Exercise:
Set each entry down verbatim, omitting images.

((

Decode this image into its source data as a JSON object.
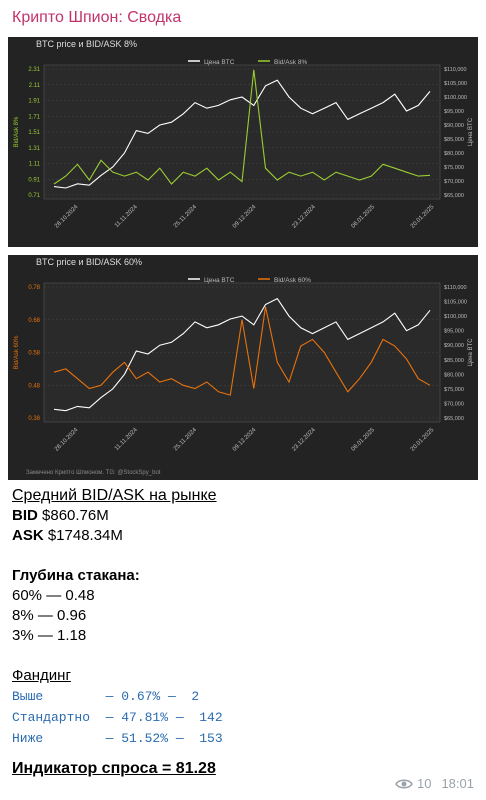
{
  "header": {
    "title": "Крипто Шпион: Сводка"
  },
  "chart_data": [
    {
      "type": "line",
      "title": "BTC price и BID/ASK 8%",
      "legend": [
        "Цена BTC",
        "Bid/Ask 8%"
      ],
      "ylabel_left": "Bid/Ask 8%",
      "ylabel_right": "Цена BTC",
      "yticks_left": [
        "0.71",
        "0.91",
        "1.11",
        "1.31",
        "1.51",
        "1.71",
        "1.91",
        "2.11",
        "2.31"
      ],
      "yticks_right": [
        "$65,000",
        "$70,000",
        "$75,000",
        "$80,000",
        "$85,000",
        "$90,000",
        "$95,000",
        "$100,000",
        "$105,000",
        "$110,000"
      ],
      "xticks": [
        "28.10.2024",
        "11.11.2024",
        "25.11.2024",
        "09.12.2024",
        "23.12.2024",
        "06.01.2025",
        "20.01.2025"
      ],
      "series": [
        {
          "name": "Цена BTC",
          "color": "#ffffff",
          "values": [
            68000,
            67500,
            69000,
            68500,
            72000,
            75000,
            80000,
            88000,
            87000,
            90000,
            91000,
            94000,
            98000,
            96000,
            97000,
            99000,
            100000,
            97000,
            104000,
            106000,
            100000,
            96000,
            94000,
            96000,
            98000,
            92000,
            94000,
            96000,
            98000,
            101000,
            95000,
            97000,
            102000
          ]
        },
        {
          "name": "Bid/Ask 8%",
          "color": "#9acd32",
          "values": [
            0.85,
            0.95,
            1.1,
            0.9,
            1.15,
            1.0,
            0.95,
            1.0,
            0.9,
            1.05,
            0.85,
            1.0,
            0.95,
            1.05,
            0.9,
            1.0,
            0.88,
            2.3,
            1.05,
            0.9,
            1.0,
            0.95,
            1.0,
            0.9,
            1.0,
            0.95,
            0.9,
            0.95,
            1.1,
            1.05,
            1.0,
            0.95,
            0.96
          ]
        }
      ]
    },
    {
      "type": "line",
      "title": "BTC price и BID/ASK 60%",
      "legend": [
        "Цена BTC",
        "Bid/Ask 60%"
      ],
      "ylabel_left": "Bid/Ask 60%",
      "ylabel_right": "Цена BTC",
      "yticks_left": [
        "0.38",
        "0.48",
        "0.58",
        "0.68",
        "0.78"
      ],
      "yticks_right": [
        "$65,000",
        "$70,000",
        "$75,000",
        "$80,000",
        "$85,000",
        "$90,000",
        "$95,000",
        "$100,000",
        "$105,000",
        "$110,000"
      ],
      "xticks": [
        "28.10.2024",
        "11.11.2024",
        "25.11.2024",
        "09.12.2024",
        "23.12.2024",
        "06.01.2025",
        "20.01.2025"
      ],
      "footnote": "Замечено Крипто Шпионом. TG: @StockSpy_bot",
      "series": [
        {
          "name": "Цена BTC",
          "color": "#ffffff",
          "values": [
            68000,
            67500,
            69000,
            68500,
            72000,
            75000,
            80000,
            88000,
            87000,
            90000,
            91000,
            94000,
            98000,
            96000,
            97000,
            99000,
            100000,
            97000,
            104000,
            106000,
            100000,
            96000,
            94000,
            96000,
            98000,
            92000,
            94000,
            96000,
            98000,
            101000,
            95000,
            97000,
            102000
          ]
        },
        {
          "name": "Bid/Ask 60%",
          "color": "#e8720c",
          "values": [
            0.52,
            0.53,
            0.5,
            0.47,
            0.48,
            0.52,
            0.55,
            0.5,
            0.52,
            0.49,
            0.5,
            0.48,
            0.47,
            0.49,
            0.46,
            0.45,
            0.68,
            0.47,
            0.72,
            0.55,
            0.49,
            0.6,
            0.62,
            0.58,
            0.52,
            0.46,
            0.5,
            0.55,
            0.62,
            0.6,
            0.56,
            0.5,
            0.48
          ]
        }
      ]
    }
  ],
  "message": {
    "avg_title": "Средний BID/ASK на рынке",
    "bid_label": "BID",
    "bid_value": " $860.76M",
    "ask_label": "ASK",
    "ask_value": " $1748.34M",
    "depth_title": "Глубина стакана:",
    "depth": [
      "60% — 0.48",
      "8% — 0.96",
      "3% — 1.18"
    ],
    "funding_title": "Фандинг",
    "funding": [
      "Выше        — 0.67% —  2",
      "Стандартно  — 47.81% —  142",
      "Ниже        — 51.52% —  153"
    ],
    "demand": "Индикатор спроса = 81.28"
  },
  "meta": {
    "views": "10",
    "time": "18:01"
  }
}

))

Reply:
Decode this image into its source data as a JSON object.
{
  "header": {
    "title": "Крипто Шпион: Сводка"
  },
  "chart_data": [
    {
      "type": "line",
      "title": "BTC price и BID/ASK 8%",
      "legend": [
        "Цена BTC",
        "Bid/Ask 8%"
      ],
      "ylabel_left": "Bid/Ask 8%",
      "ylabel_right": "Цена BTC",
      "yticks_left": [
        "0.71",
        "0.91",
        "1.11",
        "1.31",
        "1.51",
        "1.71",
        "1.91",
        "2.11",
        "2.31"
      ],
      "yticks_right": [
        "$65,000",
        "$70,000",
        "$75,000",
        "$80,000",
        "$85,000",
        "$90,000",
        "$95,000",
        "$100,000",
        "$105,000",
        "$110,000"
      ],
      "xticks": [
        "28.10.2024",
        "11.11.2024",
        "25.11.2024",
        "09.12.2024",
        "23.12.2024",
        "06.01.2025",
        "20.01.2025"
      ],
      "series": [
        {
          "name": "Цена BTC",
          "color": "#ffffff",
          "values": [
            68000,
            67500,
            69000,
            68500,
            72000,
            75000,
            80000,
            88000,
            87000,
            90000,
            91000,
            94000,
            98000,
            96000,
            97000,
            99000,
            100000,
            97000,
            104000,
            106000,
            100000,
            96000,
            94000,
            96000,
            98000,
            92000,
            94000,
            96000,
            98000,
            101000,
            95000,
            97000,
            102000
          ]
        },
        {
          "name": "Bid/Ask 8%",
          "color": "#9acd32",
          "values": [
            0.85,
            0.95,
            1.1,
            0.9,
            1.15,
            1.0,
            0.95,
            1.0,
            0.9,
            1.05,
            0.85,
            1.0,
            0.95,
            1.05,
            0.9,
            1.0,
            0.88,
            2.3,
            1.05,
            0.9,
            1.0,
            0.95,
            1.0,
            0.9,
            1.0,
            0.95,
            0.9,
            0.95,
            1.1,
            1.05,
            1.0,
            0.95,
            0.96
          ]
        }
      ]
    },
    {
      "type": "line",
      "title": "BTC price и BID/ASK 60%",
      "legend": [
        "Цена BTC",
        "Bid/Ask 60%"
      ],
      "ylabel_left": "Bid/Ask 60%",
      "ylabel_right": "Цена BTC",
      "yticks_left": [
        "0.38",
        "0.48",
        "0.58",
        "0.68",
        "0.78"
      ],
      "yticks_right": [
        "$65,000",
        "$70,000",
        "$75,000",
        "$80,000",
        "$85,000",
        "$90,000",
        "$95,000",
        "$100,000",
        "$105,000",
        "$110,000"
      ],
      "xticks": [
        "28.10.2024",
        "11.11.2024",
        "25.11.2024",
        "09.12.2024",
        "23.12.2024",
        "06.01.2025",
        "20.01.2025"
      ],
      "footnote": "Замечено Крипто Шпионом. TG: @StockSpy_bot",
      "series": [
        {
          "name": "Цена BTC",
          "color": "#ffffff",
          "values": [
            68000,
            67500,
            69000,
            68500,
            72000,
            75000,
            80000,
            88000,
            87000,
            90000,
            91000,
            94000,
            98000,
            96000,
            97000,
            99000,
            100000,
            97000,
            104000,
            106000,
            100000,
            96000,
            94000,
            96000,
            98000,
            92000,
            94000,
            96000,
            98000,
            101000,
            95000,
            97000,
            102000
          ]
        },
        {
          "name": "Bid/Ask 60%",
          "color": "#e8720c",
          "values": [
            0.52,
            0.53,
            0.5,
            0.47,
            0.48,
            0.52,
            0.55,
            0.5,
            0.52,
            0.49,
            0.5,
            0.48,
            0.47,
            0.49,
            0.46,
            0.45,
            0.68,
            0.47,
            0.72,
            0.55,
            0.49,
            0.6,
            0.62,
            0.58,
            0.52,
            0.46,
            0.5,
            0.55,
            0.62,
            0.6,
            0.56,
            0.5,
            0.48
          ]
        }
      ]
    }
  ],
  "message": {
    "avg_title": "Средний BID/ASK на рынке",
    "bid_label": "BID",
    "bid_value": " $860.76M",
    "ask_label": "ASK",
    "ask_value": " $1748.34M",
    "depth_title": "Глубина стакана:",
    "depth": [
      "60% — 0.48",
      "8% — 0.96",
      "3% — 1.18"
    ],
    "funding_title": "Фандинг",
    "funding": [
      "Выше        — 0.67% —  2",
      "Стандартно  — 47.81% —  142",
      "Ниже        — 51.52% —  153"
    ],
    "demand": "Индикатор спроса = 81.28"
  },
  "meta": {
    "views": "10",
    "time": "18:01"
  }
}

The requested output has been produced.